• [To do]: Return all the data, word for word.

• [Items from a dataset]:
>> Begin

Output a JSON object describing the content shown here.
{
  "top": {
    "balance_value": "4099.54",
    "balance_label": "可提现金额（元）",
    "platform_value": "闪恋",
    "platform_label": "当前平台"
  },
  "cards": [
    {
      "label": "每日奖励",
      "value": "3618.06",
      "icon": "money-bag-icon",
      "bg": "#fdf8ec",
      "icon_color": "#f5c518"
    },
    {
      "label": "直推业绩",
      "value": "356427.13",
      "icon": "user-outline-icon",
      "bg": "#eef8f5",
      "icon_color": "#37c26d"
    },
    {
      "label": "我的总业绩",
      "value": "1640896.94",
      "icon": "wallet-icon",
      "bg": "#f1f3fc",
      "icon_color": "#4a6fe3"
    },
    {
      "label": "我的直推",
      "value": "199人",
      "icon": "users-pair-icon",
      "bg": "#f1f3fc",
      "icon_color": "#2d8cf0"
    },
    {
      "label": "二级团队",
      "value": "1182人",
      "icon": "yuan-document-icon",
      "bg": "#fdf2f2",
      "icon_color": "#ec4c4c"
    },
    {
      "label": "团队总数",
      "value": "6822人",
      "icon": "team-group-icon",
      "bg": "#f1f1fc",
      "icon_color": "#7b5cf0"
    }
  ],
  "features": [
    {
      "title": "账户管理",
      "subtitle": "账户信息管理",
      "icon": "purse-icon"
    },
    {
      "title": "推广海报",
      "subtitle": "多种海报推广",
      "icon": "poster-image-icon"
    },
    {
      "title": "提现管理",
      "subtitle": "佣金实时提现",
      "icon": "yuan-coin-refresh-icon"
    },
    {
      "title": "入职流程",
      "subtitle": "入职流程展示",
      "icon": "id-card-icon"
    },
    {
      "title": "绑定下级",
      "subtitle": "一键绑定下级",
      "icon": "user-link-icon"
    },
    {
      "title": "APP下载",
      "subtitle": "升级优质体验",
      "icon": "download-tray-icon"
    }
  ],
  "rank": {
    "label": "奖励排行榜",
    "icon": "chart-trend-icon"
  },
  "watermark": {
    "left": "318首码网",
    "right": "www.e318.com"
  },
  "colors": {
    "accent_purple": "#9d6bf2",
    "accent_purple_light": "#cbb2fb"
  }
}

>> End

• [Solution]:
Output a JSON object describing the content shown here.
{
  "top": {
    "balance_value": "4099.54",
    "balance_label": "可提现金额（元）",
    "platform_value": "闪恋",
    "platform_label": "当前平台"
  },
  "cards": [
    {
      "label": "每日奖励",
      "value": "3618.06",
      "icon": "money-bag-icon",
      "bg": "#fdf8ec",
      "icon_color": "#f5c518"
    },
    {
      "label": "直推业绩",
      "value": "356427.13",
      "icon": "user-outline-icon",
      "bg": "#eef8f5",
      "icon_color": "#37c26d"
    },
    {
      "label": "我的总业绩",
      "value": "1640896.94",
      "icon": "wallet-icon",
      "bg": "#f1f3fc",
      "icon_color": "#4a6fe3"
    },
    {
      "label": "我的直推",
      "value": "199人",
      "icon": "users-pair-icon",
      "bg": "#f1f3fc",
      "icon_color": "#2d8cf0"
    },
    {
      "label": "二级团队",
      "value": "1182人",
      "icon": "yuan-document-icon",
      "bg": "#fdf2f2",
      "icon_color": "#ec4c4c"
    },
    {
      "label": "团队总数",
      "value": "6822人",
      "icon": "team-group-icon",
      "bg": "#f1f1fc",
      "icon_color": "#7b5cf0"
    }
  ],
  "features": [
    {
      "title": "账户管理",
      "subtitle": "账户信息管理",
      "icon": "purse-icon"
    },
    {
      "title": "推广海报",
      "subtitle": "多种海报推广",
      "icon": "poster-image-icon"
    },
    {
      "title": "提现管理",
      "subtitle": "佣金实时提现",
      "icon": "yuan-coin-refresh-icon"
    },
    {
      "title": "入职流程",
      "subtitle": "入职流程展示",
      "icon": "id-card-icon"
    },
    {
      "title": "绑定下级",
      "subtitle": "一键绑定下级",
      "icon": "user-link-icon"
    },
    {
      "title": "APP下载",
      "subtitle": "升级优质体验",
      "icon": "download-tray-icon"
    }
  ],
  "rank": {
    "label": "奖励排行榜",
    "icon": "chart-trend-icon"
  },
  "watermark": {
    "left": "318首码网",
    "right": "www.e318.com"
  },
  "colors": {
    "accent_purple": "#9d6bf2",
    "accent_purple_light": "#cbb2fb"
  }
}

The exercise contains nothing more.